++++ PROVIDED RECORDS
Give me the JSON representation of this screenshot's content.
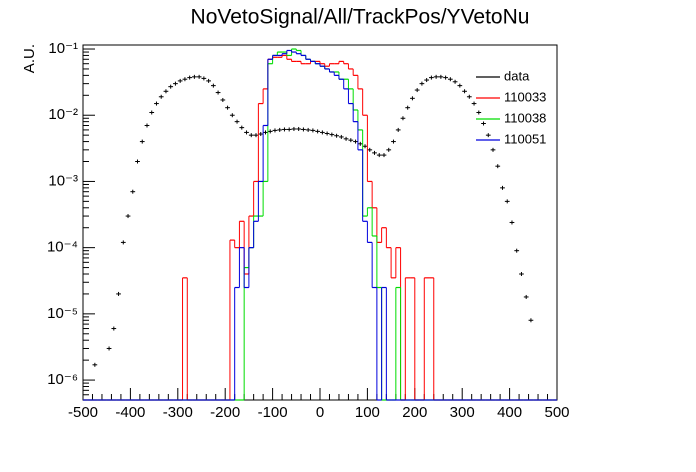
{
  "chart_data": {
    "type": "histogram",
    "title": "NoVetoSignal/All/TrackPos/YVetoNu",
    "y_label": "A.U.",
    "log_y": true,
    "legend": "top-right",
    "xlim": [
      -500,
      500
    ],
    "xticks": [
      -500,
      -400,
      -300,
      -200,
      -100,
      0,
      100,
      200,
      300,
      400,
      500
    ],
    "ylim": [
      5e-07,
      0.115
    ],
    "yticks": [
      {
        "value": 1e-06,
        "label": "10⁻⁶"
      },
      {
        "value": 1e-05,
        "label": "10⁻⁵"
      },
      {
        "value": 0.0001,
        "label": "10⁻⁴"
      },
      {
        "value": 0.001,
        "label": "10⁻³"
      },
      {
        "value": 0.01,
        "label": "10⁻²"
      },
      {
        "value": 0.1,
        "label": "10⁻¹"
      }
    ],
    "bins": [
      -500,
      -490,
      -480,
      -470,
      -460,
      -450,
      -440,
      -430,
      -420,
      -410,
      -400,
      -390,
      -380,
      -370,
      -360,
      -350,
      -340,
      -330,
      -320,
      -310,
      -300,
      -290,
      -280,
      -270,
      -260,
      -250,
      -240,
      -230,
      -220,
      -210,
      -200,
      -190,
      -180,
      -170,
      -160,
      -150,
      -140,
      -130,
      -120,
      -110,
      -100,
      -90,
      -80,
      -70,
      -60,
      -50,
      -40,
      -30,
      -20,
      -10,
      0,
      10,
      20,
      30,
      40,
      50,
      60,
      70,
      80,
      90,
      100,
      110,
      120,
      130,
      140,
      150,
      160,
      170,
      180,
      190,
      200,
      210,
      220,
      230,
      240,
      250,
      260,
      270,
      280,
      290,
      300,
      310,
      320,
      330,
      340,
      350,
      360,
      370,
      380,
      390,
      400,
      410,
      420,
      430,
      440,
      450,
      460,
      470,
      480,
      490,
      500
    ],
    "series": [
      {
        "name": "data",
        "style": "points",
        "color": "#000000",
        "values": [
          null,
          null,
          1.7e-06,
          null,
          null,
          3e-06,
          6e-06,
          2e-05,
          0.00012,
          0.0003,
          0.0007,
          0.002,
          0.004,
          0.007,
          0.011,
          0.015,
          0.019,
          0.023,
          0.027,
          0.03,
          0.033,
          0.035,
          0.037,
          0.038,
          0.038,
          0.036,
          0.033,
          0.028,
          0.022,
          0.017,
          0.013,
          0.01,
          0.008,
          0.0065,
          0.0055,
          0.005,
          0.005,
          0.0052,
          0.0055,
          0.0057,
          0.0059,
          0.006,
          0.0061,
          0.0061,
          0.0062,
          0.0062,
          0.0061,
          0.006,
          0.0059,
          0.0057,
          0.0055,
          0.0053,
          0.0051,
          0.0049,
          0.0047,
          0.0044,
          0.0042,
          0.004,
          0.0037,
          0.0034,
          0.003,
          0.0027,
          0.0025,
          0.0025,
          0.003,
          0.004,
          0.006,
          0.009,
          0.013,
          0.018,
          0.024,
          0.03,
          0.034,
          0.037,
          0.038,
          0.038,
          0.037,
          0.035,
          0.032,
          0.028,
          0.023,
          0.019,
          0.015,
          0.011,
          0.0075,
          0.005,
          0.003,
          0.0017,
          0.0008,
          0.0005,
          0.00024,
          9e-05,
          4e-05,
          1.8e-05,
          8e-06,
          null,
          null,
          null,
          null,
          null
        ]
      },
      {
        "name": "110033",
        "style": "step",
        "color": "#ff0000",
        "values": [
          0,
          0,
          0,
          0,
          0,
          0,
          0,
          0,
          0,
          0,
          0,
          0,
          0,
          0,
          0,
          0,
          0,
          0,
          0,
          0,
          0,
          3.5e-05,
          0,
          0,
          0,
          0,
          0,
          0,
          0,
          0,
          0,
          0.00013,
          0.0001,
          0.00025,
          4e-05,
          0.0003,
          0.001,
          0.015,
          0.025,
          0.07,
          0.075,
          0.075,
          0.08,
          0.07,
          0.065,
          0.065,
          0.06,
          0.06,
          0.065,
          0.065,
          0.06,
          0.055,
          0.06,
          0.06,
          0.065,
          0.06,
          0.05,
          0.04,
          0.025,
          0.01,
          0.001,
          0.0004,
          0.00012,
          0.0002,
          0.0001,
          3.5e-05,
          0.0001,
          0,
          3.5e-05,
          3.5e-05,
          0,
          0,
          3.5e-05,
          3.5e-05,
          0,
          0,
          0,
          0,
          0,
          0,
          0,
          0,
          0,
          0,
          0,
          0,
          0,
          0,
          0,
          0,
          0,
          0,
          0,
          0,
          0,
          0,
          0,
          0,
          0,
          0
        ]
      },
      {
        "name": "110038",
        "style": "step",
        "color": "#00dd00",
        "values": [
          0,
          0,
          0,
          0,
          0,
          0,
          0,
          0,
          0,
          0,
          0,
          0,
          0,
          0,
          0,
          0,
          0,
          0,
          0,
          0,
          0,
          0,
          0,
          0,
          0,
          0,
          0,
          0,
          0,
          0,
          0,
          0,
          0,
          0,
          5e-05,
          0.0001,
          0.0003,
          0.0003,
          0.001,
          0.06,
          0.08,
          0.09,
          0.09,
          0.08,
          0.1,
          0.095,
          0.08,
          0.07,
          0.065,
          0.06,
          0.055,
          0.05,
          0.045,
          0.045,
          0.035,
          0.035,
          0.025,
          0.012,
          0.006,
          0.0003,
          0.0004,
          0.00015,
          2.5e-05,
          0,
          0,
          0,
          2.5e-05,
          0,
          0,
          0,
          0,
          0,
          0,
          0,
          0,
          0,
          0,
          0,
          0,
          0,
          0,
          0,
          0,
          0,
          0,
          0,
          0,
          0,
          0,
          0,
          0,
          0,
          0,
          0,
          0,
          0,
          0,
          0,
          0,
          0
        ]
      },
      {
        "name": "110051",
        "style": "step",
        "color": "#0000dd",
        "values": [
          0,
          0,
          0,
          0,
          0,
          0,
          0,
          0,
          0,
          0,
          0,
          0,
          0,
          0,
          0,
          0,
          0,
          0,
          0,
          0,
          0,
          0,
          0,
          0,
          0,
          0,
          0,
          0,
          0,
          0,
          0,
          0,
          2.5e-05,
          0.0001,
          2.5e-05,
          0.0001,
          0.00025,
          0.001,
          0.007,
          0.07,
          0.08,
          0.08,
          0.085,
          0.095,
          0.09,
          0.085,
          0.08,
          0.07,
          0.065,
          0.06,
          0.055,
          0.05,
          0.045,
          0.04,
          0.035,
          0.025,
          0.015,
          0.008,
          0.003,
          0.00025,
          0.00012,
          2.5e-05,
          0,
          2.5e-05,
          0,
          0,
          0,
          0,
          0,
          0,
          0,
          0,
          0,
          0,
          0,
          0,
          0,
          0,
          0,
          0,
          0,
          0,
          0,
          0,
          0,
          0,
          0,
          0,
          0,
          0,
          0,
          0,
          0,
          0,
          0,
          0,
          0,
          0,
          0,
          0
        ]
      }
    ]
  }
}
++++++++
▶ TASK PROMPT: Report how many lines of the preceding records include "name". Output the number only.

▶ THE SOLUTION: 4